## Work to be completed
Reproduce every record below exactly as it appears.

▬▬▬▬▬▬▬▬▬▬

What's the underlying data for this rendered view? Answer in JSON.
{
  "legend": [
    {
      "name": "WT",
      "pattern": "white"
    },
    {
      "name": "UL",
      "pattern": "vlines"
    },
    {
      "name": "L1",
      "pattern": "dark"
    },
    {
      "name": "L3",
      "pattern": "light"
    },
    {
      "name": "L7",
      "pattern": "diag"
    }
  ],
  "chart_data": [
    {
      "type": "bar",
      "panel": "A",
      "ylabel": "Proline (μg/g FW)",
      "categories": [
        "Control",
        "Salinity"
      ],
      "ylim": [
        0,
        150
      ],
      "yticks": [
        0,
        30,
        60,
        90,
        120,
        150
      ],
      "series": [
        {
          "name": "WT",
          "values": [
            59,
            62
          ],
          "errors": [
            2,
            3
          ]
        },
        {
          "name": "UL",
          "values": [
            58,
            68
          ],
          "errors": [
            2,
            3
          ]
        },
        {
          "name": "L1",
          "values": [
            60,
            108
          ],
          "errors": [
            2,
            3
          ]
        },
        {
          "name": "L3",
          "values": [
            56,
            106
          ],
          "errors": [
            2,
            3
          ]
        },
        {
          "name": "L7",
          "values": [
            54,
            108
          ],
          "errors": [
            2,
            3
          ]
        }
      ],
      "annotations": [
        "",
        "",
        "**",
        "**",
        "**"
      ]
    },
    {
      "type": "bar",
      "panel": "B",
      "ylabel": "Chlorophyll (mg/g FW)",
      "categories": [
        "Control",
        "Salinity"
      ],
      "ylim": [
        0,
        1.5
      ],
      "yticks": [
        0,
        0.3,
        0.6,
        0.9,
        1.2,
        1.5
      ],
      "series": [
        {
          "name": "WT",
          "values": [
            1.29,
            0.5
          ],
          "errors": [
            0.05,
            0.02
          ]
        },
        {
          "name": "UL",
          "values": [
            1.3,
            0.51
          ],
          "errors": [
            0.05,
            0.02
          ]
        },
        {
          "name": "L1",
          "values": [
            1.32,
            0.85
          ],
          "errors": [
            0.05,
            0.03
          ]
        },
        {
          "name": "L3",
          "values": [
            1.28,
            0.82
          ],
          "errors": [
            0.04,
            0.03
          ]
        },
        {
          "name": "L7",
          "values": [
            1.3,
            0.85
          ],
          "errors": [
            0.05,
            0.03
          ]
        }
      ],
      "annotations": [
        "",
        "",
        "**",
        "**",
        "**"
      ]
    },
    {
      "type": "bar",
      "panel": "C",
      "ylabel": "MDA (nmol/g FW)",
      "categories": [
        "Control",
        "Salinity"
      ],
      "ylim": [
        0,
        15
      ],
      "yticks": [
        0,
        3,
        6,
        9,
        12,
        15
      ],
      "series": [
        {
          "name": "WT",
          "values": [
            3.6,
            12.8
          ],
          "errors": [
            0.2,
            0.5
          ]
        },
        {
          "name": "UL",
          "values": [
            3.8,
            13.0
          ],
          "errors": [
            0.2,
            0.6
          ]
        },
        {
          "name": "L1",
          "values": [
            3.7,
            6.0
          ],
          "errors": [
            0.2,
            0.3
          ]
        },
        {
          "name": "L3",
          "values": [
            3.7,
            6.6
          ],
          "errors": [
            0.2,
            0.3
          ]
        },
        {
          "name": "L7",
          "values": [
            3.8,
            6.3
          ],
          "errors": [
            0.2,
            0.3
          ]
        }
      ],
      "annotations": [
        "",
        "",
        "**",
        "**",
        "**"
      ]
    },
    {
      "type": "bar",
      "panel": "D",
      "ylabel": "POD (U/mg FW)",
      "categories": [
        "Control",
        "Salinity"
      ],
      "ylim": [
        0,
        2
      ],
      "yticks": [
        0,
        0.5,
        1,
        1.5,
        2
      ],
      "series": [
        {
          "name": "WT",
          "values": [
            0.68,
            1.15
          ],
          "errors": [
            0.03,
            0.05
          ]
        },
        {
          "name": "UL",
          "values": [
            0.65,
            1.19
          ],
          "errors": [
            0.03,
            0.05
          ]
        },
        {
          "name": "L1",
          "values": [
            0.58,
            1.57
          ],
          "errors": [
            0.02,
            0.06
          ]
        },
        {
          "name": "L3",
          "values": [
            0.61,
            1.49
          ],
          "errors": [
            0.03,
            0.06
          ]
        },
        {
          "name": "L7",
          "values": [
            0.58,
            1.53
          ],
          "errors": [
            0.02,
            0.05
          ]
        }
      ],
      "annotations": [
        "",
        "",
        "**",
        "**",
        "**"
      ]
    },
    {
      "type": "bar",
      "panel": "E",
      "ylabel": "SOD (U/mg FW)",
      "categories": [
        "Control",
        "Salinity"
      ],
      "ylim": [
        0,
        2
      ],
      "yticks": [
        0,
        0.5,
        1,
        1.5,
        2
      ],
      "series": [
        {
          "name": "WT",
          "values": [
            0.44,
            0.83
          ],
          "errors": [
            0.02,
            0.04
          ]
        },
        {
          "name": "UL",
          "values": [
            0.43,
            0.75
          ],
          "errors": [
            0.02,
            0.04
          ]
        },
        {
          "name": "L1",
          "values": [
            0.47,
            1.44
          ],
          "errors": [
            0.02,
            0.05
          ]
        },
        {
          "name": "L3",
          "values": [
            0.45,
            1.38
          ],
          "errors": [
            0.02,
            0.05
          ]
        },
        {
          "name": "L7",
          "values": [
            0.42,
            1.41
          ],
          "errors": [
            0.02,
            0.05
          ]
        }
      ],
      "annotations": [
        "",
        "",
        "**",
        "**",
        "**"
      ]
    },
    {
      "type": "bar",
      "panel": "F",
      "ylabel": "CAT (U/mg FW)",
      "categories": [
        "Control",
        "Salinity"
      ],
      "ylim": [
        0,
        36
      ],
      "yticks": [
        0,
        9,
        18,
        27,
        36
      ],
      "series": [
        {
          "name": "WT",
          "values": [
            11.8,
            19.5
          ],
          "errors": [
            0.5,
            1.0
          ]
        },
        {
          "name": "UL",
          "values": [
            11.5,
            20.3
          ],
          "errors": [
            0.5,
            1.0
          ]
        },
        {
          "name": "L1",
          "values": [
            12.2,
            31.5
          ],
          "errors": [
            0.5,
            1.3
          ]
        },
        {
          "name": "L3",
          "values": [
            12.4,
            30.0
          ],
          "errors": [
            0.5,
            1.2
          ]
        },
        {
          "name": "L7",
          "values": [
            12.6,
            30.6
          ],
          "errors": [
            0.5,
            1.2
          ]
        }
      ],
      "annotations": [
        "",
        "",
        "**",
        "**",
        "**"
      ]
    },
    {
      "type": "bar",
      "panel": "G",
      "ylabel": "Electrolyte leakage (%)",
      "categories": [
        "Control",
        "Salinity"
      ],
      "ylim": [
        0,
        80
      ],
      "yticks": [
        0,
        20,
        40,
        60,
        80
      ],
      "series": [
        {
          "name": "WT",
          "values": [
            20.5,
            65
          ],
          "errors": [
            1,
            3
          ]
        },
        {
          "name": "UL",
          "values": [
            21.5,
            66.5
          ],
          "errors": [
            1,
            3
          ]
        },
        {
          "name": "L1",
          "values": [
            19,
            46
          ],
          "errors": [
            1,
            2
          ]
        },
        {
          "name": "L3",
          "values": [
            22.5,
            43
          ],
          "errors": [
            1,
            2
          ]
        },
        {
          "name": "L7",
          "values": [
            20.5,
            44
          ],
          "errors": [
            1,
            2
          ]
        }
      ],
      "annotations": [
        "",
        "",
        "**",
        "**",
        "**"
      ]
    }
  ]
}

▬▬▬▬▬▬▬▬▬▬

## Reply to the task
What's the underlying data for this rendered view? Answer in JSON.
{
  "legend": [
    {
      "name": "WT",
      "pattern": "white"
    },
    {
      "name": "UL",
      "pattern": "vlines"
    },
    {
      "name": "L1",
      "pattern": "dark"
    },
    {
      "name": "L3",
      "pattern": "light"
    },
    {
      "name": "L7",
      "pattern": "diag"
    }
  ],
  "chart_data": [
    {
      "type": "bar",
      "panel": "A",
      "ylabel": "Proline (μg/g FW)",
      "categories": [
        "Control",
        "Salinity"
      ],
      "ylim": [
        0,
        150
      ],
      "yticks": [
        0,
        30,
        60,
        90,
        120,
        150
      ],
      "series": [
        {
          "name": "WT",
          "values": [
            59,
            62
          ],
          "errors": [
            2,
            3
          ]
        },
        {
          "name": "UL",
          "values": [
            58,
            68
          ],
          "errors": [
            2,
            3
          ]
        },
        {
          "name": "L1",
          "values": [
            60,
            108
          ],
          "errors": [
            2,
            3
          ]
        },
        {
          "name": "L3",
          "values": [
            56,
            106
          ],
          "errors": [
            2,
            3
          ]
        },
        {
          "name": "L7",
          "values": [
            54,
            108
          ],
          "errors": [
            2,
            3
          ]
        }
      ],
      "annotations": [
        "",
        "",
        "**",
        "**",
        "**"
      ]
    },
    {
      "type": "bar",
      "panel": "B",
      "ylabel": "Chlorophyll (mg/g FW)",
      "categories": [
        "Control",
        "Salinity"
      ],
      "ylim": [
        0,
        1.5
      ],
      "yticks": [
        0,
        0.3,
        0.6,
        0.9,
        1.2,
        1.5
      ],
      "series": [
        {
          "name": "WT",
          "values": [
            1.29,
            0.5
          ],
          "errors": [
            0.05,
            0.02
          ]
        },
        {
          "name": "UL",
          "values": [
            1.3,
            0.51
          ],
          "errors": [
            0.05,
            0.02
          ]
        },
        {
          "name": "L1",
          "values": [
            1.32,
            0.85
          ],
          "errors": [
            0.05,
            0.03
          ]
        },
        {
          "name": "L3",
          "values": [
            1.28,
            0.82
          ],
          "errors": [
            0.04,
            0.03
          ]
        },
        {
          "name": "L7",
          "values": [
            1.3,
            0.85
          ],
          "errors": [
            0.05,
            0.03
          ]
        }
      ],
      "annotations": [
        "",
        "",
        "**",
        "**",
        "**"
      ]
    },
    {
      "type": "bar",
      "panel": "C",
      "ylabel": "MDA (nmol/g FW)",
      "categories": [
        "Control",
        "Salinity"
      ],
      "ylim": [
        0,
        15
      ],
      "yticks": [
        0,
        3,
        6,
        9,
        12,
        15
      ],
      "series": [
        {
          "name": "WT",
          "values": [
            3.6,
            12.8
          ],
          "errors": [
            0.2,
            0.5
          ]
        },
        {
          "name": "UL",
          "values": [
            3.8,
            13.0
          ],
          "errors": [
            0.2,
            0.6
          ]
        },
        {
          "name": "L1",
          "values": [
            3.7,
            6.0
          ],
          "errors": [
            0.2,
            0.3
          ]
        },
        {
          "name": "L3",
          "values": [
            3.7,
            6.6
          ],
          "errors": [
            0.2,
            0.3
          ]
        },
        {
          "name": "L7",
          "values": [
            3.8,
            6.3
          ],
          "errors": [
            0.2,
            0.3
          ]
        }
      ],
      "annotations": [
        "",
        "",
        "**",
        "**",
        "**"
      ]
    },
    {
      "type": "bar",
      "panel": "D",
      "ylabel": "POD (U/mg FW)",
      "categories": [
        "Control",
        "Salinity"
      ],
      "ylim": [
        0,
        2
      ],
      "yticks": [
        0,
        0.5,
        1,
        1.5,
        2
      ],
      "series": [
        {
          "name": "WT",
          "values": [
            0.68,
            1.15
          ],
          "errors": [
            0.03,
            0.05
          ]
        },
        {
          "name": "UL",
          "values": [
            0.65,
            1.19
          ],
          "errors": [
            0.03,
            0.05
          ]
        },
        {
          "name": "L1",
          "values": [
            0.58,
            1.57
          ],
          "errors": [
            0.02,
            0.06
          ]
        },
        {
          "name": "L3",
          "values": [
            0.61,
            1.49
          ],
          "errors": [
            0.03,
            0.06
          ]
        },
        {
          "name": "L7",
          "values": [
            0.58,
            1.53
          ],
          "errors": [
            0.02,
            0.05
          ]
        }
      ],
      "annotations": [
        "",
        "",
        "**",
        "**",
        "**"
      ]
    },
    {
      "type": "bar",
      "panel": "E",
      "ylabel": "SOD (U/mg FW)",
      "categories": [
        "Control",
        "Salinity"
      ],
      "ylim": [
        0,
        2
      ],
      "yticks": [
        0,
        0.5,
        1,
        1.5,
        2
      ],
      "series": [
        {
          "name": "WT",
          "values": [
            0.44,
            0.83
          ],
          "errors": [
            0.02,
            0.04
          ]
        },
        {
          "name": "UL",
          "values": [
            0.43,
            0.75
          ],
          "errors": [
            0.02,
            0.04
          ]
        },
        {
          "name": "L1",
          "values": [
            0.47,
            1.44
          ],
          "errors": [
            0.02,
            0.05
          ]
        },
        {
          "name": "L3",
          "values": [
            0.45,
            1.38
          ],
          "errors": [
            0.02,
            0.05
          ]
        },
        {
          "name": "L7",
          "values": [
            0.42,
            1.41
          ],
          "errors": [
            0.02,
            0.05
          ]
        }
      ],
      "annotations": [
        "",
        "",
        "**",
        "**",
        "**"
      ]
    },
    {
      "type": "bar",
      "panel": "F",
      "ylabel": "CAT (U/mg FW)",
      "categories": [
        "Control",
        "Salinity"
      ],
      "ylim": [
        0,
        36
      ],
      "yticks": [
        0,
        9,
        18,
        27,
        36
      ],
      "series": [
        {
          "name": "WT",
          "values": [
            11.8,
            19.5
          ],
          "errors": [
            0.5,
            1.0
          ]
        },
        {
          "name": "UL",
          "values": [
            11.5,
            20.3
          ],
          "errors": [
            0.5,
            1.0
          ]
        },
        {
          "name": "L1",
          "values": [
            12.2,
            31.5
          ],
          "errors": [
            0.5,
            1.3
          ]
        },
        {
          "name": "L3",
          "values": [
            12.4,
            30.0
          ],
          "errors": [
            0.5,
            1.2
          ]
        },
        {
          "name": "L7",
          "values": [
            12.6,
            30.6
          ],
          "errors": [
            0.5,
            1.2
          ]
        }
      ],
      "annotations": [
        "",
        "",
        "**",
        "**",
        "**"
      ]
    },
    {
      "type": "bar",
      "panel": "G",
      "ylabel": "Electrolyte leakage (%)",
      "categories": [
        "Control",
        "Salinity"
      ],
      "ylim": [
        0,
        80
      ],
      "yticks": [
        0,
        20,
        40,
        60,
        80
      ],
      "series": [
        {
          "name": "WT",
          "values": [
            20.5,
            65
          ],
          "errors": [
            1,
            3
          ]
        },
        {
          "name": "UL",
          "values": [
            21.5,
            66.5
          ],
          "errors": [
            1,
            3
          ]
        },
        {
          "name": "L1",
          "values": [
            19,
            46
          ],
          "errors": [
            1,
            2
          ]
        },
        {
          "name": "L3",
          "values": [
            22.5,
            43
          ],
          "errors": [
            1,
            2
          ]
        },
        {
          "name": "L7",
          "values": [
            20.5,
            44
          ],
          "errors": [
            1,
            2
          ]
        }
      ],
      "annotations": [
        "",
        "",
        "**",
        "**",
        "**"
      ]
    }
  ]
}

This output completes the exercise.